● Short task: Your task is to copy every line of this material exactly.

•••

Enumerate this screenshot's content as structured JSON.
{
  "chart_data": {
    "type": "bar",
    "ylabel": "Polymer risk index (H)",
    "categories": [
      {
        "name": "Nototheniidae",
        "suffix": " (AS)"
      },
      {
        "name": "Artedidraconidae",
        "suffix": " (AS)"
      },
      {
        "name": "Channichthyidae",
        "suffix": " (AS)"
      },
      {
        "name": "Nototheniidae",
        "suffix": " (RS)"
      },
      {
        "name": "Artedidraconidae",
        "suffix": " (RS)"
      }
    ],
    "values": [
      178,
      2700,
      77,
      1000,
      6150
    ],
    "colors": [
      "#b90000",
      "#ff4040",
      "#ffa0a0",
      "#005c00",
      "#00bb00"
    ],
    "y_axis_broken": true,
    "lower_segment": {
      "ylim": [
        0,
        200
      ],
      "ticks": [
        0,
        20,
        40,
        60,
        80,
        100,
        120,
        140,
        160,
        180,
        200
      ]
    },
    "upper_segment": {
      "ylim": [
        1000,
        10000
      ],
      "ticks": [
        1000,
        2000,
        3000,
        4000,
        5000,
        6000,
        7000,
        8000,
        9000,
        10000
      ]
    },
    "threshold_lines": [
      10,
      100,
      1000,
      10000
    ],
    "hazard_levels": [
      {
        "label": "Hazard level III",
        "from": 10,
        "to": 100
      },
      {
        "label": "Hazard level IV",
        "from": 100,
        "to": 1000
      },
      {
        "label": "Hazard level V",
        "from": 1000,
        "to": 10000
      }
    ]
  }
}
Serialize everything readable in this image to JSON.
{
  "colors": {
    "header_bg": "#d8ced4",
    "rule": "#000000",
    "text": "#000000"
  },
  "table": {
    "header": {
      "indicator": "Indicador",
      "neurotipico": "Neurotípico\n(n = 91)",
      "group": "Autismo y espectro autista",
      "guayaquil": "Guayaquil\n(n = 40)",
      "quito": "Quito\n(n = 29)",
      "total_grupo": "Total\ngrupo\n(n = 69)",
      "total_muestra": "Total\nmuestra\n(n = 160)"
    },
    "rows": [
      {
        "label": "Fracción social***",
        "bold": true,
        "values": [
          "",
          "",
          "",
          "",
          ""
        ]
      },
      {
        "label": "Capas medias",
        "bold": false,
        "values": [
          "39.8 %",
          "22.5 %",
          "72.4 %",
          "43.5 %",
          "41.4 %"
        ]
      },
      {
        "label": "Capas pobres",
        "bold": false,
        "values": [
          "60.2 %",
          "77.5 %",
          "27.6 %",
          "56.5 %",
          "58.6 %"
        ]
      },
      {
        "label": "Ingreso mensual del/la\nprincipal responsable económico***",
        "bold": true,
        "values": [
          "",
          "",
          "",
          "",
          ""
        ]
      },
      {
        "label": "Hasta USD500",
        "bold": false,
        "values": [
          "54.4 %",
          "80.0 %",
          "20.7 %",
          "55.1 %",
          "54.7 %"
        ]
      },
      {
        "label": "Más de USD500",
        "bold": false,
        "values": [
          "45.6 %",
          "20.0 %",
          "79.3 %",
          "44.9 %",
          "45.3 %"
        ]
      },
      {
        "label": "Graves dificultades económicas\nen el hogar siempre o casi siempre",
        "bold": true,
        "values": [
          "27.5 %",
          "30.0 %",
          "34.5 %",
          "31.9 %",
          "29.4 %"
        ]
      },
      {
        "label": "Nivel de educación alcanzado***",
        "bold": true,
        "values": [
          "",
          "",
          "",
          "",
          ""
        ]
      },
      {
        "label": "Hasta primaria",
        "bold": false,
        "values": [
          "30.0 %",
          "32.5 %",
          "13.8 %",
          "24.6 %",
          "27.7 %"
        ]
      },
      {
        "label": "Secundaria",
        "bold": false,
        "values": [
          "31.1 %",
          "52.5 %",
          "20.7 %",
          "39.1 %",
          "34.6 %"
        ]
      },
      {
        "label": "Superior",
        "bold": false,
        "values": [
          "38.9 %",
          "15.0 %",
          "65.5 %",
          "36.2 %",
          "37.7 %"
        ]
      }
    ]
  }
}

•••

● Task response:
Enumerate this screenshot's content as structured JSON.
{
  "chart_data": {
    "type": "bar",
    "ylabel": "Polymer risk index (H)",
    "categories": [
      {
        "name": "Nototheniidae",
        "suffix": " (AS)"
      },
      {
        "name": "Artedidraconidae",
        "suffix": " (AS)"
      },
      {
        "name": "Channichthyidae",
        "suffix": " (AS)"
      },
      {
        "name": "Nototheniidae",
        "suffix": " (RS)"
      },
      {
        "name": "Artedidraconidae",
        "suffix": " (RS)"
      }
    ],
    "values": [
      178,
      2700,
      77,
      1000,
      6150
    ],
    "colors": [
      "#b90000",
      "#ff4040",
      "#ffa0a0",
      "#005c00",
      "#00bb00"
    ],
    "y_axis_broken": true,
    "lower_segment": {
      "ylim": [
        0,
        200
      ],
      "ticks": [
        0,
        20,
        40,
        60,
        80,
        100,
        120,
        140,
        160,
        180,
        200
      ]
    },
    "upper_segment": {
      "ylim": [
        1000,
        10000
      ],
      "ticks": [
        1000,
        2000,
        3000,
        4000,
        5000,
        6000,
        7000,
        8000,
        9000,
        10000
      ]
    },
    "threshold_lines": [
      10,
      100,
      1000,
      10000
    ],
    "hazard_levels": [
      {
        "label": "Hazard level III",
        "from": 10,
        "to": 100
      },
      {
        "label": "Hazard level IV",
        "from": 100,
        "to": 1000
      },
      {
        "label": "Hazard level V",
        "from": 1000,
        "to": 10000
      }
    ]
  }
}
Serialize everything readable in this image to JSON.
{
  "colors": {
    "header_bg": "#d8ced4",
    "rule": "#000000",
    "text": "#000000"
  },
  "table": {
    "header": {
      "indicator": "Indicador",
      "neurotipico": "Neurotípico\n(n = 91)",
      "group": "Autismo y espectro autista",
      "guayaquil": "Guayaquil\n(n = 40)",
      "quito": "Quito\n(n = 29)",
      "total_grupo": "Total\ngrupo\n(n = 69)",
      "total_muestra": "Total\nmuestra\n(n = 160)"
    },
    "rows": [
      {
        "label": "Fracción social***",
        "bold": true,
        "values": [
          "",
          "",
          "",
          "",
          ""
        ]
      },
      {
        "label": "Capas medias",
        "bold": false,
        "values": [
          "39.8 %",
          "22.5 %",
          "72.4 %",
          "43.5 %",
          "41.4 %"
        ]
      },
      {
        "label": "Capas pobres",
        "bold": false,
        "values": [
          "60.2 %",
          "77.5 %",
          "27.6 %",
          "56.5 %",
          "58.6 %"
        ]
      },
      {
        "label": "Ingreso mensual del/la\nprincipal responsable económico***",
        "bold": true,
        "values": [
          "",
          "",
          "",
          "",
          ""
        ]
      },
      {
        "label": "Hasta USD500",
        "bold": false,
        "values": [
          "54.4 %",
          "80.0 %",
          "20.7 %",
          "55.1 %",
          "54.7 %"
        ]
      },
      {
        "label": "Más de USD500",
        "bold": false,
        "values": [
          "45.6 %",
          "20.0 %",
          "79.3 %",
          "44.9 %",
          "45.3 %"
        ]
      },
      {
        "label": "Graves dificultades económicas\nen el hogar siempre o casi siempre",
        "bold": true,
        "values": [
          "27.5 %",
          "30.0 %",
          "34.5 %",
          "31.9 %",
          "29.4 %"
        ]
      },
      {
        "label": "Nivel de educación alcanzado***",
        "bold": true,
        "values": [
          "",
          "",
          "",
          "",
          ""
        ]
      },
      {
        "label": "Hasta primaria",
        "bold": false,
        "values": [
          "30.0 %",
          "32.5 %",
          "13.8 %",
          "24.6 %",
          "27.7 %"
        ]
      },
      {
        "label": "Secundaria",
        "bold": false,
        "values": [
          "31.1 %",
          "52.5 %",
          "20.7 %",
          "39.1 %",
          "34.6 %"
        ]
      },
      {
        "label": "Superior",
        "bold": false,
        "values": [
          "38.9 %",
          "15.0 %",
          "65.5 %",
          "36.2 %",
          "37.7 %"
        ]
      }
    ]
  }
}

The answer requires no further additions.